Woche vom 21. bis 24. Oktober
Um gleich oben anzuknüpfen: am liebsten gibt Johannes im Kreis Benedikt die Hand, geht sozusagen los, um ihn zu holen. Dienstag Vieles hat "sich" angesammelt im Wagen: Eicheln, Kastanien, Eichelhütchen, Nussschalen-Hälften... So kleben wir doch z.B. Beine an die halbe Nuss und lassen dann unsere "Käfer" und "Spinnen" loslaufen und sich ein Winterquartier suchen. Leider klebt der Kleber nicht gescheit. Durchaus möglich, dass er zu kalt und feucht ist. Aber dennoch sind die Mädels und Matthias lange im Materialspiel beschäftigt. Julian, Martin und zum Teil auch Johannes und Benedikt sitzen vor ihrem imaginären Lagerfeuer und grillen Würstchen. Im Anschluss an die Brotzeit – die genießen wir alle immer sehr und haben viel zu lachen – machen wir noch einen Spaziergang in den Blätterwald.

Mittwoch
Wir beladen den allseits beladenen Bollerwagen und machen uns auf den Weg Richtung Ludwigshöhe. Die Jungs laufen vor bis zum Stein, dort warten sie auf uns andere (klappt super!). Zu viele Schranken (lange Stöcke) erwarten uns. Erst öffnen sie sich einladend, doch dann bleibt Julians geschlossen. Er genießt es, als ich den "Fehler" suche und an Nase, Ohr, Schulter... herumprobiere. Klar sind nun alle anderen Schranken auch defekt. Ein langwieriges Weiterkommen... Am Waldrand entdecke ich einige Rindenstücke; eines mit zwei Astlöchern (Augen) und so groß, dass es ganz mein Gesicht bedeckt. So begegne ich den Kindern und erzähle ein bisschen vom Wald. Martin und Julian halten sich sogleich auch Rindenmasken vor und stapfen "Hü"-end in die Wiese, Richtung Ludwigshöhe. Benjamin fordert mich begeistert immer wieder auf, den Wald oder Baum sprechen zu lassen. Tanjas Maske bekommt noch Haare und Bart. Anna will unbedingt mit aufs Foto. Es gefällt ihr hinter der Maske zu sein, nachdem es ihr vorher nicht ganz geheuer war.

## DATENSÄTZE
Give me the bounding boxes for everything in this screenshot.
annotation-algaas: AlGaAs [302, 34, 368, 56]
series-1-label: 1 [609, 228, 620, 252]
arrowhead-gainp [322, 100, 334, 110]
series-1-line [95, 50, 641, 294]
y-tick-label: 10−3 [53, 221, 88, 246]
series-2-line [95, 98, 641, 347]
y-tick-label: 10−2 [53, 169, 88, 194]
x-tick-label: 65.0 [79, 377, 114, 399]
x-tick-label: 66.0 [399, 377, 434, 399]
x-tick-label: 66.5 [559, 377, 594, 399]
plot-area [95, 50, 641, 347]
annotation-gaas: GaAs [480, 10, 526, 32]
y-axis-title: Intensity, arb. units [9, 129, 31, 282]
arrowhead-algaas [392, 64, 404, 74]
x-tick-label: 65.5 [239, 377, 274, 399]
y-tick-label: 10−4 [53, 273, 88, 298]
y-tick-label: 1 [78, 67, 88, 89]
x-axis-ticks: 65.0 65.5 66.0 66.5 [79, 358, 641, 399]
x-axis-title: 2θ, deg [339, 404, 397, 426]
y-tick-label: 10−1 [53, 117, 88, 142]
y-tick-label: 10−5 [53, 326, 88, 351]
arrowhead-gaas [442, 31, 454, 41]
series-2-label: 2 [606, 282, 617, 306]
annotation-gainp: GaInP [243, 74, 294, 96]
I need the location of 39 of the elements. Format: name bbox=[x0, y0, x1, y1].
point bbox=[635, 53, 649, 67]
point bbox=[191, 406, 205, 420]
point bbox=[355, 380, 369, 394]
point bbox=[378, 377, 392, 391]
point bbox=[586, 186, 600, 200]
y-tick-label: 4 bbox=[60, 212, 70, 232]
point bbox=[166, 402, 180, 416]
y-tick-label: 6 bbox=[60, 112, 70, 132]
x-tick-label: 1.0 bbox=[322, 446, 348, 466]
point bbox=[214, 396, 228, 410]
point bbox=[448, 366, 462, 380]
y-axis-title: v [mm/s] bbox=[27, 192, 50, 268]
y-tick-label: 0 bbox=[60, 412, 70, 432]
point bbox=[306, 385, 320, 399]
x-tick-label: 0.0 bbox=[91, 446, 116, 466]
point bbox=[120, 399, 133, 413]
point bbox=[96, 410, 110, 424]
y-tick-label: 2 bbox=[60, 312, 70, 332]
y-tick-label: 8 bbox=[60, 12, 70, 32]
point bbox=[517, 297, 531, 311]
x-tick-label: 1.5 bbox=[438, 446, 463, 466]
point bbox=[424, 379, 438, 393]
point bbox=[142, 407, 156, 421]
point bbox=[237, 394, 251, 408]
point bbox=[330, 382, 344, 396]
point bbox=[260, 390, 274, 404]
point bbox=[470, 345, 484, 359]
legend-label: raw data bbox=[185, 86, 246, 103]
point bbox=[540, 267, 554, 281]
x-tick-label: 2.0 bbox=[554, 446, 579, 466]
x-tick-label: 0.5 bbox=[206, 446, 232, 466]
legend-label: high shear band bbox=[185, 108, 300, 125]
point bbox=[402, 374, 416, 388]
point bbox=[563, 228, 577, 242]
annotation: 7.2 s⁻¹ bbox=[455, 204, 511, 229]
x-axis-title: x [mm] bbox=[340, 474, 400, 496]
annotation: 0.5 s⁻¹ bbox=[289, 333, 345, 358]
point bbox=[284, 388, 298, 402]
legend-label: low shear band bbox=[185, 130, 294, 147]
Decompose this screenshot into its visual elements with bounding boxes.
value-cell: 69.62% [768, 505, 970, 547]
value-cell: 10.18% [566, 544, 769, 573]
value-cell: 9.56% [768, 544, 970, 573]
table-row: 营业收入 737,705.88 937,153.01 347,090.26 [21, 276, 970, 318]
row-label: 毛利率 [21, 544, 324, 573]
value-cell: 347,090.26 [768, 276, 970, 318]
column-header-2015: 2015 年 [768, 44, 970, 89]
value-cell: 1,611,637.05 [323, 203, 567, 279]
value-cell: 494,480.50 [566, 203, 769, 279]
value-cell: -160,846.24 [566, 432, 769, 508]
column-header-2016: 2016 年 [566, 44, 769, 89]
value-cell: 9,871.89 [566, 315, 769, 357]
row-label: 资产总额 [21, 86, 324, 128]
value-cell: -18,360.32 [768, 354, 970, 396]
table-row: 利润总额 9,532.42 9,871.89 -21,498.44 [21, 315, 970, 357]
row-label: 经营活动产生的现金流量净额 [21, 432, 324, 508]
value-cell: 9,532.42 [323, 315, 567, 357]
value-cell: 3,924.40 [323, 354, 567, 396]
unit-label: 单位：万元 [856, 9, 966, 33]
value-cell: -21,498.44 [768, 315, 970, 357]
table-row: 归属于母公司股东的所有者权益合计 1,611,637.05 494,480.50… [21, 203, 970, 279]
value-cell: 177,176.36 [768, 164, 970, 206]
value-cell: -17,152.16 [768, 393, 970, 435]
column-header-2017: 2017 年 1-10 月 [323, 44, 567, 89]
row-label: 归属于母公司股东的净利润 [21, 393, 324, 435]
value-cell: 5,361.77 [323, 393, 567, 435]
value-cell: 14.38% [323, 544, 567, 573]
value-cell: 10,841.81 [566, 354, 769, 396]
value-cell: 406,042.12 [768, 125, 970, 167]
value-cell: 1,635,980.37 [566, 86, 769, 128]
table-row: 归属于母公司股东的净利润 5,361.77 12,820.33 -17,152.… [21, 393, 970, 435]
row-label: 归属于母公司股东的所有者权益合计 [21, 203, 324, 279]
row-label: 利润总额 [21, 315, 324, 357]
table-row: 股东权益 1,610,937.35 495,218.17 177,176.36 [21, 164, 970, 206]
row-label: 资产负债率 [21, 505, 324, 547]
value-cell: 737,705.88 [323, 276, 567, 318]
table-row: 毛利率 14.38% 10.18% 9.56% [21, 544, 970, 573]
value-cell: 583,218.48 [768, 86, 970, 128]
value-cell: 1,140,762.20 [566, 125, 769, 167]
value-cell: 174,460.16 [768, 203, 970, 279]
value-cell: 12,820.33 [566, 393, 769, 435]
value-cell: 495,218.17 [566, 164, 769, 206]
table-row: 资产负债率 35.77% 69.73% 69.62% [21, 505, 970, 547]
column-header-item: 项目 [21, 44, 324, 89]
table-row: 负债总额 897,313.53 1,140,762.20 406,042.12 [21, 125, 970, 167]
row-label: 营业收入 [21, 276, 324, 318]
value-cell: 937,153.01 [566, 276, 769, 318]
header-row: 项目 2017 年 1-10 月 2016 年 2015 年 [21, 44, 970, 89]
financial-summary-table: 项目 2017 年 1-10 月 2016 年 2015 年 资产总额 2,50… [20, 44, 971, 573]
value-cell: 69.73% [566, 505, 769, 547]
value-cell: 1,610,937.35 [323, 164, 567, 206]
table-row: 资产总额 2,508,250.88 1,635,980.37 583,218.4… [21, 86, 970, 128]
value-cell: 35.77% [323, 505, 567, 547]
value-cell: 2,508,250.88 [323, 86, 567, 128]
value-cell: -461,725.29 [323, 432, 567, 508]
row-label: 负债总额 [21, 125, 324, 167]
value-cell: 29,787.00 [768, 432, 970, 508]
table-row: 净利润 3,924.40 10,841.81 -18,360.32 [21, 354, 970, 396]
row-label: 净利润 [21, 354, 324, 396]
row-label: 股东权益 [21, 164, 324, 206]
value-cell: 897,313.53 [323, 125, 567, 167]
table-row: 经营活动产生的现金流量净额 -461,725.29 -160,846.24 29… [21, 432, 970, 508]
* * *
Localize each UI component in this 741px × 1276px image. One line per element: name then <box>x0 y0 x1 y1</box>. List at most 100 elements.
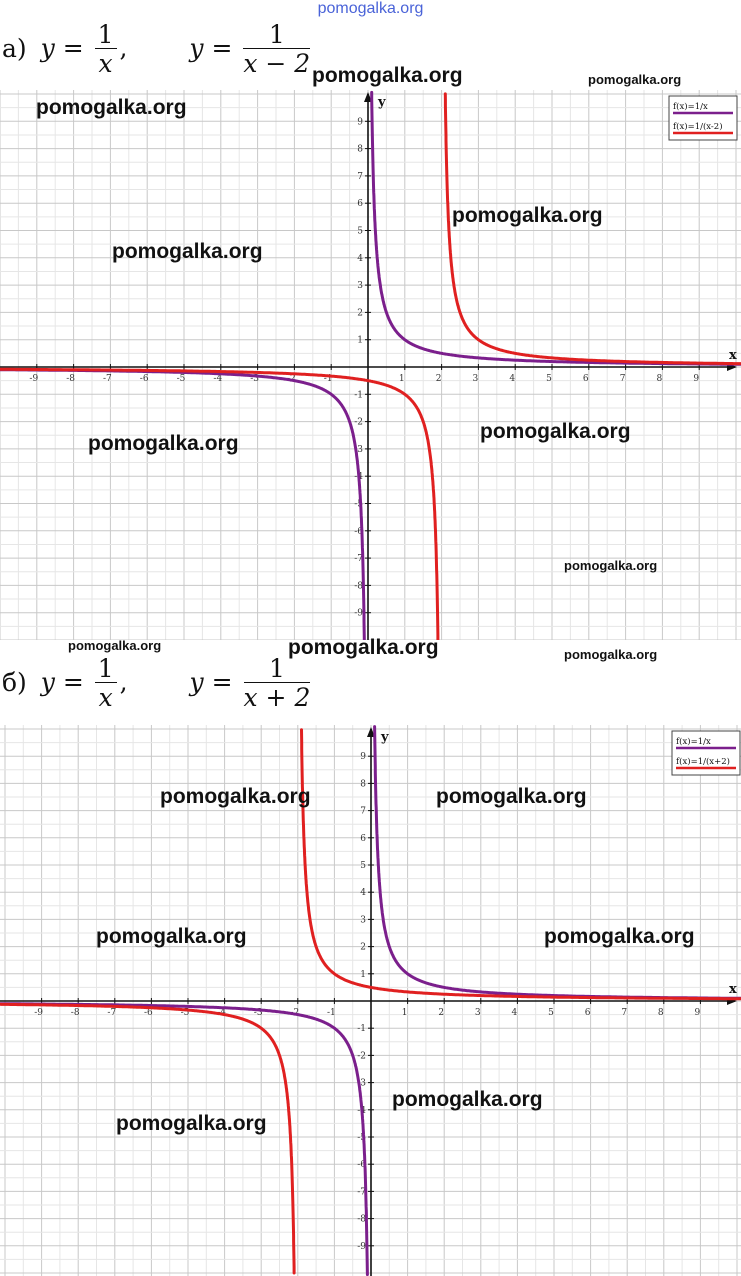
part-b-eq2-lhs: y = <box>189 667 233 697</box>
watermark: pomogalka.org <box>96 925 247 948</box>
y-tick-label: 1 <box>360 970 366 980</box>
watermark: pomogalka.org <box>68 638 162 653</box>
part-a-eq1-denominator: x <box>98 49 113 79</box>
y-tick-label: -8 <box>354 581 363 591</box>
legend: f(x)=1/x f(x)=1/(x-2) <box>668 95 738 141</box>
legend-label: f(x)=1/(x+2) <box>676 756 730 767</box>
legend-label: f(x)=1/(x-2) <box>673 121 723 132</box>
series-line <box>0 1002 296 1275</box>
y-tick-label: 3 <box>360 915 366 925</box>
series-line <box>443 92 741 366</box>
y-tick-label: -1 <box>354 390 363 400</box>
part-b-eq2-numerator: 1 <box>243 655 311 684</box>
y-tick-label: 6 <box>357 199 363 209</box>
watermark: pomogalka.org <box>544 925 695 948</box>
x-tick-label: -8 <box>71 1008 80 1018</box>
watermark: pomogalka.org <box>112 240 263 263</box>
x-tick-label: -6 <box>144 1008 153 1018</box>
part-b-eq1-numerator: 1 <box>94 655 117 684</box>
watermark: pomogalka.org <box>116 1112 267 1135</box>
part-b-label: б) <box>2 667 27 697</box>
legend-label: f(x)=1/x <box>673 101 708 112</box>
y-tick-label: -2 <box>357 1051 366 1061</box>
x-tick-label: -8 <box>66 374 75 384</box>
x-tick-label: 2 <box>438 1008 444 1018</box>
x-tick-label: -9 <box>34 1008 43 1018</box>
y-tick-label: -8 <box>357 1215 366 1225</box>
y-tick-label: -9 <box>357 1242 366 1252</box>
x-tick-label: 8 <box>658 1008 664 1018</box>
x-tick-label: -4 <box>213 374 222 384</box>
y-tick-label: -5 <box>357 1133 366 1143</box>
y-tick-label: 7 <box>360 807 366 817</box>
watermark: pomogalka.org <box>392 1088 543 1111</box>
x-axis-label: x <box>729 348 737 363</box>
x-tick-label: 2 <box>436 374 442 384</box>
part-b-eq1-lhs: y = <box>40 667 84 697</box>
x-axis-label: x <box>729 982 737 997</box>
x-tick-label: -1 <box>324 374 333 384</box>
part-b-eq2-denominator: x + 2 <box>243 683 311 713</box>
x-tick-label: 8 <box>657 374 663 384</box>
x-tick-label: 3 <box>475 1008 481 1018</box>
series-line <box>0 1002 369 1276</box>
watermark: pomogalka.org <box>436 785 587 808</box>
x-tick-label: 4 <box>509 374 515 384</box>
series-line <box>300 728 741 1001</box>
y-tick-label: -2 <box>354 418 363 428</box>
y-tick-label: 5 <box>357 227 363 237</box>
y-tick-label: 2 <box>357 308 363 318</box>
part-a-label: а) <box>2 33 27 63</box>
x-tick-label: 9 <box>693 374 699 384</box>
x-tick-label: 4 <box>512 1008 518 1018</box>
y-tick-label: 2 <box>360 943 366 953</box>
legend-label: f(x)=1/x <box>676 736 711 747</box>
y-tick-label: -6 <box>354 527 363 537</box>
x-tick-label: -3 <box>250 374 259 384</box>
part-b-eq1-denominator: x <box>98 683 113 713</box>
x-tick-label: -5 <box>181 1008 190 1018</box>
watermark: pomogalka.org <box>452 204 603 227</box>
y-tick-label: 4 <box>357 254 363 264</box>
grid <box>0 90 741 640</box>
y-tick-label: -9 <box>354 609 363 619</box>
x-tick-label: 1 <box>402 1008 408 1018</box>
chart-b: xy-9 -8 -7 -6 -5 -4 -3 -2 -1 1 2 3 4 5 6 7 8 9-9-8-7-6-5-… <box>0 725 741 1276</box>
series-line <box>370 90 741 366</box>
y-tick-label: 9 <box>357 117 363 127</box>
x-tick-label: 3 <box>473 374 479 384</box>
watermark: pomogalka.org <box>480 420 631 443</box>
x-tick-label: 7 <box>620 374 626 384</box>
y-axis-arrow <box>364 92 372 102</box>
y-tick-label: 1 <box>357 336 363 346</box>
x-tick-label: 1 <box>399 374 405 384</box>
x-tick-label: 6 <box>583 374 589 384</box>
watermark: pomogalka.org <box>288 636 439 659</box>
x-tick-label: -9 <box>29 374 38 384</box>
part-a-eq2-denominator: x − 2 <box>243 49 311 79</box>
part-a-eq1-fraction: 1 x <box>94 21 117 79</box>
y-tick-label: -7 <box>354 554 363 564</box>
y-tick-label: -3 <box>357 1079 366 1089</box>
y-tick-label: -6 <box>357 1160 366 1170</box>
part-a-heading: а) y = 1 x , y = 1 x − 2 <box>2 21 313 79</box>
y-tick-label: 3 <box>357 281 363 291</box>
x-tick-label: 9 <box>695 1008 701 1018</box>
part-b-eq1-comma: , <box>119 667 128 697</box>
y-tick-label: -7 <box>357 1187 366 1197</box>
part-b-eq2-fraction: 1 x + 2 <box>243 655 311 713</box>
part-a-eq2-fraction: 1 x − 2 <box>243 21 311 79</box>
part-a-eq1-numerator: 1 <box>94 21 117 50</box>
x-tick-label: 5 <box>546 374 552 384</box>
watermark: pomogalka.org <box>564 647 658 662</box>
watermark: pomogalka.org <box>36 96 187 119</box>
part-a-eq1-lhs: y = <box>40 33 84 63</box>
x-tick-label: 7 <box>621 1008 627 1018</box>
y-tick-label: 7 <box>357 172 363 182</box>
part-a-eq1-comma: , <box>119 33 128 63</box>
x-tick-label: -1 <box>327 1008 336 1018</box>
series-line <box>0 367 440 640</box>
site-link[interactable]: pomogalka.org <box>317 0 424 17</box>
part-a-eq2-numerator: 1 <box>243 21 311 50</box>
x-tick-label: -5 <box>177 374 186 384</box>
...
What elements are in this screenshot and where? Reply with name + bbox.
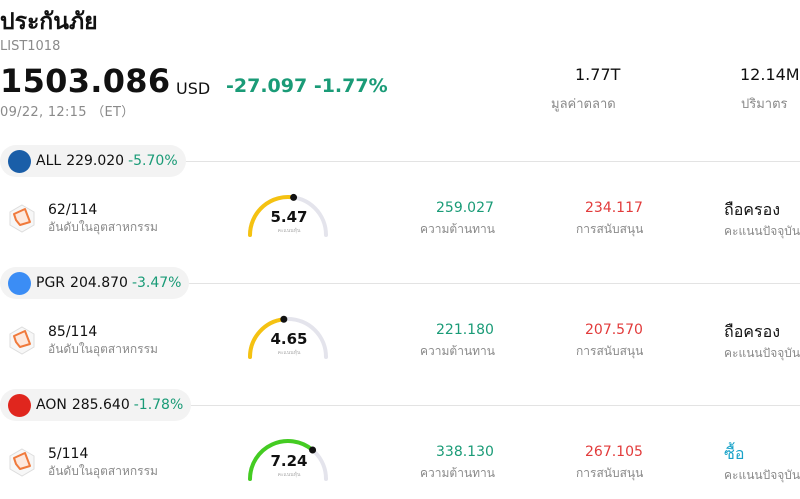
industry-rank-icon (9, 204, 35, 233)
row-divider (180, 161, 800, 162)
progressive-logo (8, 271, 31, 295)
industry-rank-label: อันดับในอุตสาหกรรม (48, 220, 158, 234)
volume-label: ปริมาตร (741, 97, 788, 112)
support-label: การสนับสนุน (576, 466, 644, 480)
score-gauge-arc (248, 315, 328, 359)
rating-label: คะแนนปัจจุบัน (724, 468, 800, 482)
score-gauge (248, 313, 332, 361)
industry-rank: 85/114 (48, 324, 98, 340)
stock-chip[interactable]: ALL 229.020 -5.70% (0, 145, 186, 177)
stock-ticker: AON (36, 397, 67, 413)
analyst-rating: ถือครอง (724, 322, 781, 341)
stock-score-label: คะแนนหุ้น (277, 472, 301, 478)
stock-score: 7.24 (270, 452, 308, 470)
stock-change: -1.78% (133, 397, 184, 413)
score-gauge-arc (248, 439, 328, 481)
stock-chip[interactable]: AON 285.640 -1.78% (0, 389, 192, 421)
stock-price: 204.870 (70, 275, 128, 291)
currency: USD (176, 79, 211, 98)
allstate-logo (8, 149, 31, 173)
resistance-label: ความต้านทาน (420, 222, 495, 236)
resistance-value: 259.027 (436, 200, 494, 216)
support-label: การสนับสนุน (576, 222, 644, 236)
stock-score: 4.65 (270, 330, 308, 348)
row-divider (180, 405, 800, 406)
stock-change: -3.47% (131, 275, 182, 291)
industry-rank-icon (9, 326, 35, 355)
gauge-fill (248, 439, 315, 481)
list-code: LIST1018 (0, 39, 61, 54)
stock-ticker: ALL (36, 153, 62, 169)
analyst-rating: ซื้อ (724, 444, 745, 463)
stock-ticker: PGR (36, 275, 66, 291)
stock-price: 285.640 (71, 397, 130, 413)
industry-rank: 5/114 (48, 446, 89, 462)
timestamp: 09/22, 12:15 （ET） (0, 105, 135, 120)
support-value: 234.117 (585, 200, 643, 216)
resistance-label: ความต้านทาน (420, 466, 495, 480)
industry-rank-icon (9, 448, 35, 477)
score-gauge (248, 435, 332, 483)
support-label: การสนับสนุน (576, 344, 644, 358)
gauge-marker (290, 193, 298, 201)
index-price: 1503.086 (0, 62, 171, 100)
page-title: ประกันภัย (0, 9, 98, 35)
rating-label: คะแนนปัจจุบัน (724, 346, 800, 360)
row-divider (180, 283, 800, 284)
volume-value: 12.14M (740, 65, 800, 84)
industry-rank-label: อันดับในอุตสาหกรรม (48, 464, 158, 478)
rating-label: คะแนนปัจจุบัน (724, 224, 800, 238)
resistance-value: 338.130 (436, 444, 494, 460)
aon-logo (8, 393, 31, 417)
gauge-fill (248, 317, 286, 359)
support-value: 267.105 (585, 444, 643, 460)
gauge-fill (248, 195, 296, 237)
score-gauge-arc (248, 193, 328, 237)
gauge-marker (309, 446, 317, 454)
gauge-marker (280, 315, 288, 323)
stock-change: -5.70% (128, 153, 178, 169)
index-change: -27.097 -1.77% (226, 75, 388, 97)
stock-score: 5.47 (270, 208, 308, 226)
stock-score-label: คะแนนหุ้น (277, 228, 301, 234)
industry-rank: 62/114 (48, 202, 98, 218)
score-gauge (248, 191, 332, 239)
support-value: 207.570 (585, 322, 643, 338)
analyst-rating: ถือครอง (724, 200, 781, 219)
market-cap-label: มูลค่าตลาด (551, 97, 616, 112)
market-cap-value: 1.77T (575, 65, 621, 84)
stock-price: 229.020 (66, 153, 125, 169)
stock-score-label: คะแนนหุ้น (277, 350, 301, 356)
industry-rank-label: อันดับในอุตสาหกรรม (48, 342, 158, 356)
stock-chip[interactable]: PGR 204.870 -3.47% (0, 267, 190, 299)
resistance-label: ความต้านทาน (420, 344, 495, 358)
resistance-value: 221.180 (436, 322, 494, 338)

## AUFGABE 1
Übersetze den Satz „Leider klebt der Kleber nicht gescheit.“ aus dem Wochenbericht über die Kindergruppe ins Englische.
## AUFGABE 2
Nenne alle Vornamen, die im Wochenbericht über die Kindergruppe vorkommen, in der Reihenfolge ihres ersten Auftretens.
## AUFGABE 3
Führe den Wochenbericht über die Kindergruppe im Wald im selben Ton nach seinem letzten Satz weiter.

## ERGEBNIS 1
Unfortunately, the glue doesn't stick properly.

## ERGEBNIS 2
Johannes, Benedikt, Matthias, Julian, Martin, Benjamin, Tanja, Anna

## ERGEBNIS 3
Donnerstag
Heute ist Susanna bei uns zu Besuch und sie ist uns eine große Hilfe beim Äpfel in Scheiben schneiden und zum Trocknen aufhängen. Es bleibt zu hoffen, dass sie nicht schimmeln und wir tatsächlich im Winter davon essen können. Julian, Lukas und die Kleinen sind krank, so dass wir eine kleine Gruppe sind. Nachdem wir uns über verschiedene Überwinterungs-Gewohnheiten von einigen Tieren gelesen und erzählt haben, basteln wir Kastanien-Igel. Sie sind schon recht hart und wir müssen uns ganz schön plagen. Die Bohrer sind super, davon könnten wir noch mehr gebrauchen. Gabriela und Anna lassen ihre Igel auch gleich miteinander sprechen und umherspazieren.

Woche vom 4. bis 7. November
Andrea bringt Wiener mit, ich Semmeln. Wir wollen heiße Würstchen zur Brotzeit essen. Im Morgenkreis besprechen wir, was wir brauchen, um die Würstchen zu wärmen. Dann gehen wir in den Wald, um Feuerholz zu holen. Benedikt, Gabriela und Anna klettern und rutschen lieber. So wild und albern die Jungs heute sind, sobald wir uns um die Feuerstelle sammeln, genauso aufmerksam und andächtig genießen sie die Aktion. Wir lagern bestimmt eineinviertel Stunden, erzählen über Feuer, wie die Leute früher gekocht haben oder heute auch noch andere Völker. Im Anschluss daran noch die Geschichte vom Heiligen Martin. Währen der letzten Stunde sind die Großen Jungs vor die Aufgabe gestellt: "Wie erziehen wir Benedikt dazu, unsere gebauten Zeichen in Ruhe zu lassen?" Zweimal kommen sie und bitten mich um Hilfe. Sie sind am Waldrand, Andrea und ich räumen um, für den Winter am Bauwagen. Tanja, Gabriela und Anna fletzen in der Sonne, noch weiter am Feuerplatz (das Feuer ist schon lange aus!). Es entstehen noch eine kleiner Garten im Sand: aus abgeschnittenen Gräsern von Tanja und Druckbilder mit Blättern (das erste mal ausprobiert).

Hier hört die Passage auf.